TO BE DONE: Leave out the images; return the rest of the data exactly.

DATASET CONTENT:
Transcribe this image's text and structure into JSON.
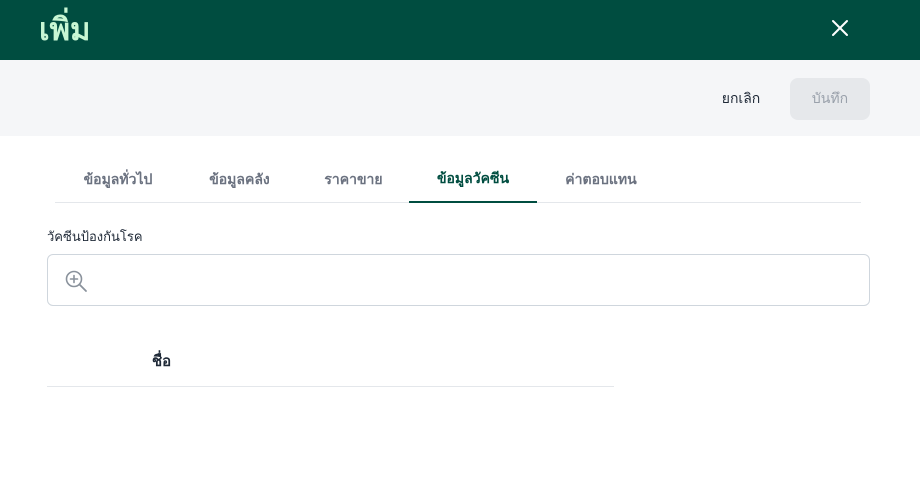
{
  "header": {
    "title": "เพิ่ม",
    "close_icon": "close-icon",
    "background_color": "#004d40",
    "title_color": "#c8f7d4"
  },
  "actions": {
    "cancel_label": "ยกเลิก",
    "save_label": "บันทึก"
  },
  "tabs": [
    {
      "label": "ข้อมูลทั่วไป",
      "active": false
    },
    {
      "label": "ข้อมูลคลัง",
      "active": false
    },
    {
      "label": "ราคาขาย",
      "active": false
    },
    {
      "label": "ข้อมูลวัคซีน",
      "active": true
    },
    {
      "label": "ค่าตอบแทน",
      "active": false
    }
  ],
  "vaccine": {
    "field_label": "วัคซีนป้องกันโรค",
    "search_icon": "zoom-in-icon",
    "search_value": "",
    "table": {
      "columns": [
        "ชื่อ"
      ]
    }
  }
}
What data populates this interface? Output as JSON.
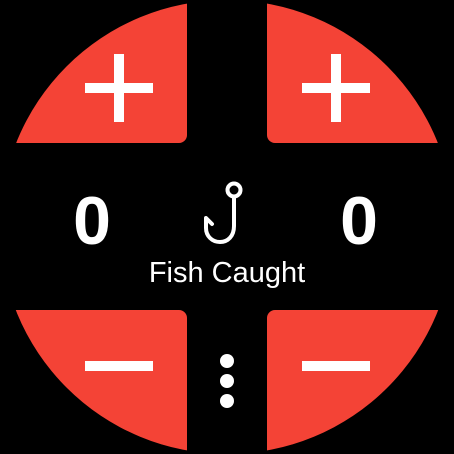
{
  "colors": {
    "accent": "#f44336",
    "background": "#000000",
    "foreground": "#ffffff"
  },
  "left_counter": {
    "value": "0",
    "increment_icon": "plus-icon",
    "decrement_icon": "minus-icon"
  },
  "right_counter": {
    "value": "0",
    "increment_icon": "plus-icon",
    "decrement_icon": "minus-icon"
  },
  "center": {
    "icon": "fish-hook-icon",
    "label": "Fish Caught"
  },
  "menu": {
    "icon": "more-vertical-icon"
  }
}
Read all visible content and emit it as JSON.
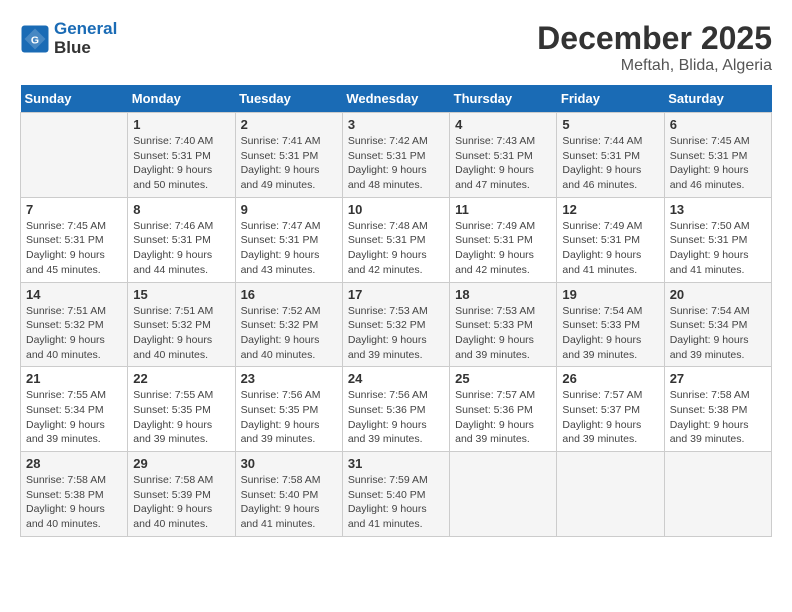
{
  "header": {
    "logo_line1": "General",
    "logo_line2": "Blue",
    "month": "December 2025",
    "location": "Meftah, Blida, Algeria"
  },
  "weekdays": [
    "Sunday",
    "Monday",
    "Tuesday",
    "Wednesday",
    "Thursday",
    "Friday",
    "Saturday"
  ],
  "weeks": [
    [
      {
        "day": "",
        "content": ""
      },
      {
        "day": "1",
        "content": "Sunrise: 7:40 AM\nSunset: 5:31 PM\nDaylight: 9 hours\nand 50 minutes."
      },
      {
        "day": "2",
        "content": "Sunrise: 7:41 AM\nSunset: 5:31 PM\nDaylight: 9 hours\nand 49 minutes."
      },
      {
        "day": "3",
        "content": "Sunrise: 7:42 AM\nSunset: 5:31 PM\nDaylight: 9 hours\nand 48 minutes."
      },
      {
        "day": "4",
        "content": "Sunrise: 7:43 AM\nSunset: 5:31 PM\nDaylight: 9 hours\nand 47 minutes."
      },
      {
        "day": "5",
        "content": "Sunrise: 7:44 AM\nSunset: 5:31 PM\nDaylight: 9 hours\nand 46 minutes."
      },
      {
        "day": "6",
        "content": "Sunrise: 7:45 AM\nSunset: 5:31 PM\nDaylight: 9 hours\nand 46 minutes."
      }
    ],
    [
      {
        "day": "7",
        "content": "Sunrise: 7:45 AM\nSunset: 5:31 PM\nDaylight: 9 hours\nand 45 minutes."
      },
      {
        "day": "8",
        "content": "Sunrise: 7:46 AM\nSunset: 5:31 PM\nDaylight: 9 hours\nand 44 minutes."
      },
      {
        "day": "9",
        "content": "Sunrise: 7:47 AM\nSunset: 5:31 PM\nDaylight: 9 hours\nand 43 minutes."
      },
      {
        "day": "10",
        "content": "Sunrise: 7:48 AM\nSunset: 5:31 PM\nDaylight: 9 hours\nand 42 minutes."
      },
      {
        "day": "11",
        "content": "Sunrise: 7:49 AM\nSunset: 5:31 PM\nDaylight: 9 hours\nand 42 minutes."
      },
      {
        "day": "12",
        "content": "Sunrise: 7:49 AM\nSunset: 5:31 PM\nDaylight: 9 hours\nand 41 minutes."
      },
      {
        "day": "13",
        "content": "Sunrise: 7:50 AM\nSunset: 5:31 PM\nDaylight: 9 hours\nand 41 minutes."
      }
    ],
    [
      {
        "day": "14",
        "content": "Sunrise: 7:51 AM\nSunset: 5:32 PM\nDaylight: 9 hours\nand 40 minutes."
      },
      {
        "day": "15",
        "content": "Sunrise: 7:51 AM\nSunset: 5:32 PM\nDaylight: 9 hours\nand 40 minutes."
      },
      {
        "day": "16",
        "content": "Sunrise: 7:52 AM\nSunset: 5:32 PM\nDaylight: 9 hours\nand 40 minutes."
      },
      {
        "day": "17",
        "content": "Sunrise: 7:53 AM\nSunset: 5:32 PM\nDaylight: 9 hours\nand 39 minutes."
      },
      {
        "day": "18",
        "content": "Sunrise: 7:53 AM\nSunset: 5:33 PM\nDaylight: 9 hours\nand 39 minutes."
      },
      {
        "day": "19",
        "content": "Sunrise: 7:54 AM\nSunset: 5:33 PM\nDaylight: 9 hours\nand 39 minutes."
      },
      {
        "day": "20",
        "content": "Sunrise: 7:54 AM\nSunset: 5:34 PM\nDaylight: 9 hours\nand 39 minutes."
      }
    ],
    [
      {
        "day": "21",
        "content": "Sunrise: 7:55 AM\nSunset: 5:34 PM\nDaylight: 9 hours\nand 39 minutes."
      },
      {
        "day": "22",
        "content": "Sunrise: 7:55 AM\nSunset: 5:35 PM\nDaylight: 9 hours\nand 39 minutes."
      },
      {
        "day": "23",
        "content": "Sunrise: 7:56 AM\nSunset: 5:35 PM\nDaylight: 9 hours\nand 39 minutes."
      },
      {
        "day": "24",
        "content": "Sunrise: 7:56 AM\nSunset: 5:36 PM\nDaylight: 9 hours\nand 39 minutes."
      },
      {
        "day": "25",
        "content": "Sunrise: 7:57 AM\nSunset: 5:36 PM\nDaylight: 9 hours\nand 39 minutes."
      },
      {
        "day": "26",
        "content": "Sunrise: 7:57 AM\nSunset: 5:37 PM\nDaylight: 9 hours\nand 39 minutes."
      },
      {
        "day": "27",
        "content": "Sunrise: 7:58 AM\nSunset: 5:38 PM\nDaylight: 9 hours\nand 39 minutes."
      }
    ],
    [
      {
        "day": "28",
        "content": "Sunrise: 7:58 AM\nSunset: 5:38 PM\nDaylight: 9 hours\nand 40 minutes."
      },
      {
        "day": "29",
        "content": "Sunrise: 7:58 AM\nSunset: 5:39 PM\nDaylight: 9 hours\nand 40 minutes."
      },
      {
        "day": "30",
        "content": "Sunrise: 7:58 AM\nSunset: 5:40 PM\nDaylight: 9 hours\nand 41 minutes."
      },
      {
        "day": "31",
        "content": "Sunrise: 7:59 AM\nSunset: 5:40 PM\nDaylight: 9 hours\nand 41 minutes."
      },
      {
        "day": "",
        "content": ""
      },
      {
        "day": "",
        "content": ""
      },
      {
        "day": "",
        "content": ""
      }
    ]
  ]
}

WRITTEN ANSWER:
Transcribe this image's text and structure into JSON.
{
  "header": {
    "title": "เพิ่ม",
    "close_icon": "close-icon",
    "background_color": "#004d40",
    "title_color": "#c8f7d4"
  },
  "actions": {
    "cancel_label": "ยกเลิก",
    "save_label": "บันทึก"
  },
  "tabs": [
    {
      "label": "ข้อมูลทั่วไป",
      "active": false
    },
    {
      "label": "ข้อมูลคลัง",
      "active": false
    },
    {
      "label": "ราคาขาย",
      "active": false
    },
    {
      "label": "ข้อมูลวัคซีน",
      "active": true
    },
    {
      "label": "ค่าตอบแทน",
      "active": false
    }
  ],
  "vaccine": {
    "field_label": "วัคซีนป้องกันโรค",
    "search_icon": "zoom-in-icon",
    "search_value": "",
    "table": {
      "columns": [
        "ชื่อ"
      ]
    }
  }
}
What data populates this interface? Output as JSON.
{
  "colors": {
    "accent": "#f44336",
    "background": "#000000",
    "foreground": "#ffffff"
  },
  "left_counter": {
    "value": "0",
    "increment_icon": "plus-icon",
    "decrement_icon": "minus-icon"
  },
  "right_counter": {
    "value": "0",
    "increment_icon": "plus-icon",
    "decrement_icon": "minus-icon"
  },
  "center": {
    "icon": "fish-hook-icon",
    "label": "Fish Caught"
  },
  "menu": {
    "icon": "more-vertical-icon"
  }
}
Read all visible content and emit it as JSON.
{
  "header": {
    "logo_line1": "General",
    "logo_line2": "Blue",
    "month": "December 2025",
    "location": "Meftah, Blida, Algeria"
  },
  "weekdays": [
    "Sunday",
    "Monday",
    "Tuesday",
    "Wednesday",
    "Thursday",
    "Friday",
    "Saturday"
  ],
  "weeks": [
    [
      {
        "day": "",
        "content": ""
      },
      {
        "day": "1",
        "content": "Sunrise: 7:40 AM\nSunset: 5:31 PM\nDaylight: 9 hours\nand 50 minutes."
      },
      {
        "day": "2",
        "content": "Sunrise: 7:41 AM\nSunset: 5:31 PM\nDaylight: 9 hours\nand 49 minutes."
      },
      {
        "day": "3",
        "content": "Sunrise: 7:42 AM\nSunset: 5:31 PM\nDaylight: 9 hours\nand 48 minutes."
      },
      {
        "day": "4",
        "content": "Sunrise: 7:43 AM\nSunset: 5:31 PM\nDaylight: 9 hours\nand 47 minutes."
      },
      {
        "day": "5",
        "content": "Sunrise: 7:44 AM\nSunset: 5:31 PM\nDaylight: 9 hours\nand 46 minutes."
      },
      {
        "day": "6",
        "content": "Sunrise: 7:45 AM\nSunset: 5:31 PM\nDaylight: 9 hours\nand 46 minutes."
      }
    ],
    [
      {
        "day": "7",
        "content": "Sunrise: 7:45 AM\nSunset: 5:31 PM\nDaylight: 9 hours\nand 45 minutes."
      },
      {
        "day": "8",
        "content": "Sunrise: 7:46 AM\nSunset: 5:31 PM\nDaylight: 9 hours\nand 44 minutes."
      },
      {
        "day": "9",
        "content": "Sunrise: 7:47 AM\nSunset: 5:31 PM\nDaylight: 9 hours\nand 43 minutes."
      },
      {
        "day": "10",
        "content": "Sunrise: 7:48 AM\nSunset: 5:31 PM\nDaylight: 9 hours\nand 42 minutes."
      },
      {
        "day": "11",
        "content": "Sunrise: 7:49 AM\nSunset: 5:31 PM\nDaylight: 9 hours\nand 42 minutes."
      },
      {
        "day": "12",
        "content": "Sunrise: 7:49 AM\nSunset: 5:31 PM\nDaylight: 9 hours\nand 41 minutes."
      },
      {
        "day": "13",
        "content": "Sunrise: 7:50 AM\nSunset: 5:31 PM\nDaylight: 9 hours\nand 41 minutes."
      }
    ],
    [
      {
        "day": "14",
        "content": "Sunrise: 7:51 AM\nSunset: 5:32 PM\nDaylight: 9 hours\nand 40 minutes."
      },
      {
        "day": "15",
        "content": "Sunrise: 7:51 AM\nSunset: 5:32 PM\nDaylight: 9 hours\nand 40 minutes."
      },
      {
        "day": "16",
        "content": "Sunrise: 7:52 AM\nSunset: 5:32 PM\nDaylight: 9 hours\nand 40 minutes."
      },
      {
        "day": "17",
        "content": "Sunrise: 7:53 AM\nSunset: 5:32 PM\nDaylight: 9 hours\nand 39 minutes."
      },
      {
        "day": "18",
        "content": "Sunrise: 7:53 AM\nSunset: 5:33 PM\nDaylight: 9 hours\nand 39 minutes."
      },
      {
        "day": "19",
        "content": "Sunrise: 7:54 AM\nSunset: 5:33 PM\nDaylight: 9 hours\nand 39 minutes."
      },
      {
        "day": "20",
        "content": "Sunrise: 7:54 AM\nSunset: 5:34 PM\nDaylight: 9 hours\nand 39 minutes."
      }
    ],
    [
      {
        "day": "21",
        "content": "Sunrise: 7:55 AM\nSunset: 5:34 PM\nDaylight: 9 hours\nand 39 minutes."
      },
      {
        "day": "22",
        "content": "Sunrise: 7:55 AM\nSunset: 5:35 PM\nDaylight: 9 hours\nand 39 minutes."
      },
      {
        "day": "23",
        "content": "Sunrise: 7:56 AM\nSunset: 5:35 PM\nDaylight: 9 hours\nand 39 minutes."
      },
      {
        "day": "24",
        "content": "Sunrise: 7:56 AM\nSunset: 5:36 PM\nDaylight: 9 hours\nand 39 minutes."
      },
      {
        "day": "25",
        "content": "Sunrise: 7:57 AM\nSunset: 5:36 PM\nDaylight: 9 hours\nand 39 minutes."
      },
      {
        "day": "26",
        "content": "Sunrise: 7:57 AM\nSunset: 5:37 PM\nDaylight: 9 hours\nand 39 minutes."
      },
      {
        "day": "27",
        "content": "Sunrise: 7:58 AM\nSunset: 5:38 PM\nDaylight: 9 hours\nand 39 minutes."
      }
    ],
    [
      {
        "day": "28",
        "content": "Sunrise: 7:58 AM\nSunset: 5:38 PM\nDaylight: 9 hours\nand 40 minutes."
      },
      {
        "day": "29",
        "content": "Sunrise: 7:58 AM\nSunset: 5:39 PM\nDaylight: 9 hours\nand 40 minutes."
      },
      {
        "day": "30",
        "content": "Sunrise: 7:58 AM\nSunset: 5:40 PM\nDaylight: 9 hours\nand 41 minutes."
      },
      {
        "day": "31",
        "content": "Sunrise: 7:59 AM\nSunset: 5:40 PM\nDaylight: 9 hours\nand 41 minutes."
      },
      {
        "day": "",
        "content": ""
      },
      {
        "day": "",
        "content": ""
      },
      {
        "day": "",
        "content": ""
      }
    ]
  ]
}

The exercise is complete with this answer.